ЗАДАНИЕ: Пожалуйста, продолжите текст о занятиях Чайковского музыкой, начав сразу после его последнего предложения.

ИСХОДНЫЙ ТЕКСТ:
┌──
Учиться приходилось многому. Всю боль, ту самую, ставшую привычной боль нужно было переложить на ноты — такова была цель. И от природы ленивый Чайковский вдруг стал проявлять незаурядное рвение в выполнении поставленной учителем задачи. Было тяжело, так как тонкий процесс превращения эмоций в музыку был непростым и давался с трудом. Однако преображенный Петр Ильич, обнаруживший в себе неожиданную энергию, не сдавался. Он вынужден был признать, что звуки и созвучия подчиняются правилам, имеющим определенное сходство с законами математики, которые он так ненавидел в школе. Накопленные чувства не преображались и не уравнивались сами по себе, без усердной обработки. Музыка больше всего напоминала жесткую формулу, которую можно было вывести только работая, не покладая рук и не отвлекаясь от задачи. В музыке Петр Ильич любил лирику свободного потока чувств. Изучая музыку, он понял, какие навыки и какой опыт необходимы, чтобы суметь придать чувствам определенную форму. Он возненавидел недоучек, уповающих на «естественные истоки» музыки. Он не желал быть недоучкой, он усердно занимался, и уже одна эта подготовительная работа, предшествующая самому процессу превращения чувств в музыку, была для него утешительной, облегчала его сердце и согревала душу.
└──
(Записи набора данных)
┌──
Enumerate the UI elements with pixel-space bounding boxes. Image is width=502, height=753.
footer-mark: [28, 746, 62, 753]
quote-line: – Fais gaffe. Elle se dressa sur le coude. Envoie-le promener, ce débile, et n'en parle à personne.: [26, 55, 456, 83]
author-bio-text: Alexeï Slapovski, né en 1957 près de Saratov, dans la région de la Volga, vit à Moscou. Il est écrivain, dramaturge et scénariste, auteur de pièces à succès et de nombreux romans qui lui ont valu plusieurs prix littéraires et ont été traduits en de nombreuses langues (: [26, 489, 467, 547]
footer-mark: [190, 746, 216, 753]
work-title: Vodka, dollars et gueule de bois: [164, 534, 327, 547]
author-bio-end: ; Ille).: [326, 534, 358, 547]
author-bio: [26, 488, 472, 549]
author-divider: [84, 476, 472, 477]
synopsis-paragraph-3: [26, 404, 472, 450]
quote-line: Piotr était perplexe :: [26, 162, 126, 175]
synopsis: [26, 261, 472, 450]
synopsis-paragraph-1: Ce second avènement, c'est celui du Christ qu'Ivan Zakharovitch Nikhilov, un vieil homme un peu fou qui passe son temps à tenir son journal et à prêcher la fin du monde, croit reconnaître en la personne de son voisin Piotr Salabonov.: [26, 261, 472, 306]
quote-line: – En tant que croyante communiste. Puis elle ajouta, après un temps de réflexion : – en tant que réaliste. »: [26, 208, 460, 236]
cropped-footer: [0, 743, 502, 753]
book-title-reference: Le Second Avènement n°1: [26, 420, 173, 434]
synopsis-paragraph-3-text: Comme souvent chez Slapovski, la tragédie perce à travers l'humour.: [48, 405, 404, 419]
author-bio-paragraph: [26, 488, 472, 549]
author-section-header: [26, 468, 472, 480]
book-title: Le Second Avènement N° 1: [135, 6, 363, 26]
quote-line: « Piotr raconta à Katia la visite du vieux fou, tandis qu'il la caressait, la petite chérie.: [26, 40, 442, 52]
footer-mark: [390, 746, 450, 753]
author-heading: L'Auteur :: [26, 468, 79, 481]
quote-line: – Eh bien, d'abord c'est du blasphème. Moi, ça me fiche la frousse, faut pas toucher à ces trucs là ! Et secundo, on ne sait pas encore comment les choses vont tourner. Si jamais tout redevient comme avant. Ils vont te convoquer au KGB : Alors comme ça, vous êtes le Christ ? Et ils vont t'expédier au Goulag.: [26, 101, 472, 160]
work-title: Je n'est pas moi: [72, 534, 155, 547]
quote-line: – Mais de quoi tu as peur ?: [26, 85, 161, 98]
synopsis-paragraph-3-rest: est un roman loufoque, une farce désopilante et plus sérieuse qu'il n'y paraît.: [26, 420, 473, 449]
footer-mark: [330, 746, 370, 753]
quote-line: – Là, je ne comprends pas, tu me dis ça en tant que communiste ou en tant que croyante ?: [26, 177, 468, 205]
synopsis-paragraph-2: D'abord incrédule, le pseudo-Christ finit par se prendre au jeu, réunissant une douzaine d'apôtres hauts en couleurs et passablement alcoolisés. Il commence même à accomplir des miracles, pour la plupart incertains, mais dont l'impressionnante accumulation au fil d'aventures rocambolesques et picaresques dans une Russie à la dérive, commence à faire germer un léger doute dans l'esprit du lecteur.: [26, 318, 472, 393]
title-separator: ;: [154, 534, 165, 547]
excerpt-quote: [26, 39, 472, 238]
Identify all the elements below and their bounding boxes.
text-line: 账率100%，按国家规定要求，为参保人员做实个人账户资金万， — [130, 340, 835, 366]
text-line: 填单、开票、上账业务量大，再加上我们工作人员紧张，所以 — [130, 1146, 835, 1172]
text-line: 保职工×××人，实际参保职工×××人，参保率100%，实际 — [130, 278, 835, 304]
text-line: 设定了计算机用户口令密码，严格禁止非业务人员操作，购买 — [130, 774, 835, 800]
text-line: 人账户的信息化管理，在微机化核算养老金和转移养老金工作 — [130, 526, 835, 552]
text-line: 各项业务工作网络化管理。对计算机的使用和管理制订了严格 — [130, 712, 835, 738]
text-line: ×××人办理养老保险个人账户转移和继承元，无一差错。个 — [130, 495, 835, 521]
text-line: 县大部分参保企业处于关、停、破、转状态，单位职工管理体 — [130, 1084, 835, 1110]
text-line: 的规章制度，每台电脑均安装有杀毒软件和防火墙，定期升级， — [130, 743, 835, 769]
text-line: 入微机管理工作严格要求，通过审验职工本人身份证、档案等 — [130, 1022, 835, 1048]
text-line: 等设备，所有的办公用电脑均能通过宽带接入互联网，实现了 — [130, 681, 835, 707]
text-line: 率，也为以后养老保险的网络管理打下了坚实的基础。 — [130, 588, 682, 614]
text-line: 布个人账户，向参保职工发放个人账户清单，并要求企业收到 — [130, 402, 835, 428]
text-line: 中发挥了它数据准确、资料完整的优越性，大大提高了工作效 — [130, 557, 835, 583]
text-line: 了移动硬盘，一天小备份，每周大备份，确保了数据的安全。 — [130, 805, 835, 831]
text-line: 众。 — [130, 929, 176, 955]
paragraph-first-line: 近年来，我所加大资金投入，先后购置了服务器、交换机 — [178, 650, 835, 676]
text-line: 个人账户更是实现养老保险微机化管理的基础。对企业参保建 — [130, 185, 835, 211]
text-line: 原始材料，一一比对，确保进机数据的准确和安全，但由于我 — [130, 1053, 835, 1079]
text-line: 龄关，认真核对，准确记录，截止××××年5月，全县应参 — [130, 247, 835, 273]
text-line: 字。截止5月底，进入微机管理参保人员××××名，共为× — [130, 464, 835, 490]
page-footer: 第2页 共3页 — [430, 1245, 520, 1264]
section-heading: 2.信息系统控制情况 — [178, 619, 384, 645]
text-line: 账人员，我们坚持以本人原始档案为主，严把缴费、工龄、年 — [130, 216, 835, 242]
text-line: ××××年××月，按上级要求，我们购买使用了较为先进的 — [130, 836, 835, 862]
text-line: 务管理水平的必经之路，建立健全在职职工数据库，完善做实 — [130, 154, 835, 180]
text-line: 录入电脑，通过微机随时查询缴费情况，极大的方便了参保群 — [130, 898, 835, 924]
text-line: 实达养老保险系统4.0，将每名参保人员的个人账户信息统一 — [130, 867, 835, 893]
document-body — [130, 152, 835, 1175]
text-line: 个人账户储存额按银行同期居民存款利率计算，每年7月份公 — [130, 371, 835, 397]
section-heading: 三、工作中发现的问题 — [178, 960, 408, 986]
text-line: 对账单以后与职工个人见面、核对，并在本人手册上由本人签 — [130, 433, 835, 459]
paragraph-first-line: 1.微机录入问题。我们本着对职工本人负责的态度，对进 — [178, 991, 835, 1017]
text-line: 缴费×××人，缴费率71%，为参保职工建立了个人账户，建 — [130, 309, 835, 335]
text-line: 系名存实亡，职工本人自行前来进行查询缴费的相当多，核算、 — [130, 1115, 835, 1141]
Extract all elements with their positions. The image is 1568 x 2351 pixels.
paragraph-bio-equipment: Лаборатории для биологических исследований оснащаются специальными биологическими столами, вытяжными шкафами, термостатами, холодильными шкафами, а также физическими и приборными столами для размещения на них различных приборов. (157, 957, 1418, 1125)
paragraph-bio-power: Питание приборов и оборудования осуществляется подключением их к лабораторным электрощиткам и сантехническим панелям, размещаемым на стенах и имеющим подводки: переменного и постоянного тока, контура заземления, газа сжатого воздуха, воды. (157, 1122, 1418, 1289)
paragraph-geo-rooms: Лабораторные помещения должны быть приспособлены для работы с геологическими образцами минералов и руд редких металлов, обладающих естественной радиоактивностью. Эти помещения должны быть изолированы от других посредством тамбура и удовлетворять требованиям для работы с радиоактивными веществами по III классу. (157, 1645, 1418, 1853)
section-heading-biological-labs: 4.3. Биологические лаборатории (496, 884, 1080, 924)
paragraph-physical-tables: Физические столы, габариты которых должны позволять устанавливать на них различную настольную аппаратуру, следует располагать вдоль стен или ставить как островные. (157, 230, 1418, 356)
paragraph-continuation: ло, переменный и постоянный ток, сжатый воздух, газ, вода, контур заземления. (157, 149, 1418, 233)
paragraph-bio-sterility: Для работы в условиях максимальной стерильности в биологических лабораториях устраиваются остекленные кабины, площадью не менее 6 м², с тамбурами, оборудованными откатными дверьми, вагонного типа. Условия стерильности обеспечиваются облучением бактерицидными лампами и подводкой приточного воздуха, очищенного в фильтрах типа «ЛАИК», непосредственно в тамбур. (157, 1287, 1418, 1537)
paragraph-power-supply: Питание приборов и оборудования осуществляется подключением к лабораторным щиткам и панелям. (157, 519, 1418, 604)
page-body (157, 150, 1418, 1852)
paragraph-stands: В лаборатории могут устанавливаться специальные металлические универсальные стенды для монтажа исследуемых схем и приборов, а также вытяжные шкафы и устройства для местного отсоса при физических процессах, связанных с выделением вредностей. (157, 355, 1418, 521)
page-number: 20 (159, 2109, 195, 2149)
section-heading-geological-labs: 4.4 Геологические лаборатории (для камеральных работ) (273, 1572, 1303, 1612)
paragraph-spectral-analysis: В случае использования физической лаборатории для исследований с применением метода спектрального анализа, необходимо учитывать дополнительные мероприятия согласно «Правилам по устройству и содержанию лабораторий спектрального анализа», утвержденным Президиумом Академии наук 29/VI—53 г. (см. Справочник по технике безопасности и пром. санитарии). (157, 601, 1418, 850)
└──
ОТВЕТ:
А когда была готова первая партитура — это была небольшая увертюра к драме Островского «Гроза», написанная летом 1864 года, — он не решился сам вручить ее Антону Рубинштейну, а поручил это Герману Ларошу, сокурснику, с которым у него завязалась сердечная дружба. Он был на пять лет младше Чайковского, чрезвычайно талантлив, чрезвычайно ленив и чрезвычайно добродушен. У него были железные нервы. Он взялся передать партитуру своего друга маэстро Рубинштейну. Маэстро Рубинштейн бушевал. Оркестровка была, по его мнению, до безобразия экстравагантной. А ведь всего за два месяца до этого он ругал своего ученика за излишнюю «сдержанность» и «корректность».
Год спустя, летом 1865 года, было впервые публично исполнено произведение Чайковского. К тому времени сестра Саша уже вышла замуж. Петр Ильич провел лето у нее в Каменке, под Киевом. В Каменке гостил с гастролями Иоганн Штраус, именуемый королем венского вальса. Ларош и несколько петербургских друзей показали ему «Танец девушек», композицию молодого Чайковского. Она понравилась королю вальса, и он включил ее в свою программу. Тот факт, что его произведение впервые было исполнено в России Иоганном Штраусом, всегда казался Петру Ильичу прелестным и многозначительным стечением обстоятельств. Король венского вальса представил его российской публике, а он, Чайковский, ввел вальс в русскую музыку. Он обожал вальс и остался верен ему до конца.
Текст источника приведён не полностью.